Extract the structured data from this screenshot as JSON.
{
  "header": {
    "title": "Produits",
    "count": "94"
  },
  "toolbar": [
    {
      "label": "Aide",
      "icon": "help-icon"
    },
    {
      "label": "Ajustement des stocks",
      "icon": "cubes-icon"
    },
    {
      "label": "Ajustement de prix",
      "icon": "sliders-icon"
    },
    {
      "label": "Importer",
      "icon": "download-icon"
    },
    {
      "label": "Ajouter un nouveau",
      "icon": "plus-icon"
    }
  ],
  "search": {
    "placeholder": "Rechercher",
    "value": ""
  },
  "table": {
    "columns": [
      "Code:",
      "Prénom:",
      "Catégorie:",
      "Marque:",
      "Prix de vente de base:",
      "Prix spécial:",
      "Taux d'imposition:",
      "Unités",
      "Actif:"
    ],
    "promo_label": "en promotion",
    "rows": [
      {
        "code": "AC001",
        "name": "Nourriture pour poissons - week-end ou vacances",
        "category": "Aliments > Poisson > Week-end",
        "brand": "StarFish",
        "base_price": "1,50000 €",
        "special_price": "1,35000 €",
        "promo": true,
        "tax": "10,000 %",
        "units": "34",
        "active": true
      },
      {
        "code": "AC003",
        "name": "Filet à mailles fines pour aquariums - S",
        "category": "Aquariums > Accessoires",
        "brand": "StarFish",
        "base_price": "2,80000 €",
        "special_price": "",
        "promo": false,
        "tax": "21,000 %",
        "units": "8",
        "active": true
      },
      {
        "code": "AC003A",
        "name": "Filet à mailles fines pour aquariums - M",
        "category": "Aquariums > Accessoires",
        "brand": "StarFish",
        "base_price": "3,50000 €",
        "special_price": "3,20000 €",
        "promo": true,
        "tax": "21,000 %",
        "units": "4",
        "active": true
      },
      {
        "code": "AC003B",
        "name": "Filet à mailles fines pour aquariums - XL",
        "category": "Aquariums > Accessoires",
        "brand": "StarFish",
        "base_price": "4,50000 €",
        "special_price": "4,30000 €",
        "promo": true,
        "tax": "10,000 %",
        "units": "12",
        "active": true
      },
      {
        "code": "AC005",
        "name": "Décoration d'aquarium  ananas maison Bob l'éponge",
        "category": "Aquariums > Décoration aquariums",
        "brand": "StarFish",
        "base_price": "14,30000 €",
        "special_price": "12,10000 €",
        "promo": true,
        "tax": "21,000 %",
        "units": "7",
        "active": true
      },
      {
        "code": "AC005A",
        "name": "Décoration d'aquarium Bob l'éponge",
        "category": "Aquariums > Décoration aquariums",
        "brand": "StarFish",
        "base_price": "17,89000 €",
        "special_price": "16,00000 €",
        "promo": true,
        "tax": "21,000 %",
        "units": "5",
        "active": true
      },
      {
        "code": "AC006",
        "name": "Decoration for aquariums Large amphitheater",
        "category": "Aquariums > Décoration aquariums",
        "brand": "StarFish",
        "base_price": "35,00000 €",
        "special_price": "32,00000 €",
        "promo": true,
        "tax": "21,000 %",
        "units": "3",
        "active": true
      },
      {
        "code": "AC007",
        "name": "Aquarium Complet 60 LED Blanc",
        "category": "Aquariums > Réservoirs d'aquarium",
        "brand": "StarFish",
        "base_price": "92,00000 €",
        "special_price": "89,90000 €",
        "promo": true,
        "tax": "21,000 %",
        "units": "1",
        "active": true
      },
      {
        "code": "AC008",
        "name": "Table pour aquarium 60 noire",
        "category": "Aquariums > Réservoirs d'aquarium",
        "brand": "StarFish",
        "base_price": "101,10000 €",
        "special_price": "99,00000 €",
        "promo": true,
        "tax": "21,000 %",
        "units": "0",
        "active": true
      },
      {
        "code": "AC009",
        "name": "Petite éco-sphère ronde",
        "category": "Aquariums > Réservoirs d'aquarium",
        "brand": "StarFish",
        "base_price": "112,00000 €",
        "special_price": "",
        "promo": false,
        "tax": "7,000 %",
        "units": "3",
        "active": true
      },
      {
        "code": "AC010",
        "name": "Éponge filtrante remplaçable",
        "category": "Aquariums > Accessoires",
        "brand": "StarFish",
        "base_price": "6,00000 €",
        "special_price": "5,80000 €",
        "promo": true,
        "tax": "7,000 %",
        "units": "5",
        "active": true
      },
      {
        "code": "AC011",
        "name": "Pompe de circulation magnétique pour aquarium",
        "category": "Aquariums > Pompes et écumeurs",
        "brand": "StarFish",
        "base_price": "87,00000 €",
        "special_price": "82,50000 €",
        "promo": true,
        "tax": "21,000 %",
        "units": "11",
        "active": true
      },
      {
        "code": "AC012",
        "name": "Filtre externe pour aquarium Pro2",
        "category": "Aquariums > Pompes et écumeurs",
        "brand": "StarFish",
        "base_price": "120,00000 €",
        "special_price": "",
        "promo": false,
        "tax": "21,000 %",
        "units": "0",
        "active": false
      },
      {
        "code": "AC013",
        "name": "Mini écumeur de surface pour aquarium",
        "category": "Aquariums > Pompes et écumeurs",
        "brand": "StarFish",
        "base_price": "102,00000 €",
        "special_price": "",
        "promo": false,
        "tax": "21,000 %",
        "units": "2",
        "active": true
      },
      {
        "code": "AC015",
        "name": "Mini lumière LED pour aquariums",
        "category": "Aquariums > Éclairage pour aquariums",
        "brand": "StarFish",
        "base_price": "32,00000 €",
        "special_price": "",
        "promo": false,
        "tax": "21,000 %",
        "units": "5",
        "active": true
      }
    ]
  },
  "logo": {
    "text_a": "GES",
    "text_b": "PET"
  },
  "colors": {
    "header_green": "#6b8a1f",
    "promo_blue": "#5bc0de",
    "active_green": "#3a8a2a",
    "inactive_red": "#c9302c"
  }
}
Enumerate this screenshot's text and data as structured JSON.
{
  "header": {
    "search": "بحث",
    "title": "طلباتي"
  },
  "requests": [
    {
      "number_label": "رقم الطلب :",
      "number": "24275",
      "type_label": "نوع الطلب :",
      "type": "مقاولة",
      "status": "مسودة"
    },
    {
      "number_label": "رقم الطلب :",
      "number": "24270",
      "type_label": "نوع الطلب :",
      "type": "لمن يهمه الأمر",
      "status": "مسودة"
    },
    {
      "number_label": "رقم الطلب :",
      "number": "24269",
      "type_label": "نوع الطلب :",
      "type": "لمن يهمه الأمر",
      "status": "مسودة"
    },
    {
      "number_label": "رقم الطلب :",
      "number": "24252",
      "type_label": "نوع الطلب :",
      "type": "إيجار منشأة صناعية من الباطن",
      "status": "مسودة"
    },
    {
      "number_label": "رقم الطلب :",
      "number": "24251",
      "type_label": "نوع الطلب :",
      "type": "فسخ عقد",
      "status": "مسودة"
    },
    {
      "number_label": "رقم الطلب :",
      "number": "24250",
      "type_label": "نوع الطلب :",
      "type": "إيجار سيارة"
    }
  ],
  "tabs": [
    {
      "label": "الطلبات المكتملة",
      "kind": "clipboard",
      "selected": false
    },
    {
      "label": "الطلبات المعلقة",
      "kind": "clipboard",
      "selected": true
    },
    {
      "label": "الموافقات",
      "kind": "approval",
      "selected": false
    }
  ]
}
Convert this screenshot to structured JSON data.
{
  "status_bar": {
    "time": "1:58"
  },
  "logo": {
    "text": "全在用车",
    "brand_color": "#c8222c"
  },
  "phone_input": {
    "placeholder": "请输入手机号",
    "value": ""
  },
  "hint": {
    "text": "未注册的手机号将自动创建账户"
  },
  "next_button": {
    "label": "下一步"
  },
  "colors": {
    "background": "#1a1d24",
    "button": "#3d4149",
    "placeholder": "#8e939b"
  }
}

—————

Problem to solve: Copy every line of the records above that holds the word "screenshot".

Exercise result:
Extract the structured data from this screenshot as JSON.
Enumerate this screenshot's text and data as structured JSON.
Convert this screenshot to structured JSON data.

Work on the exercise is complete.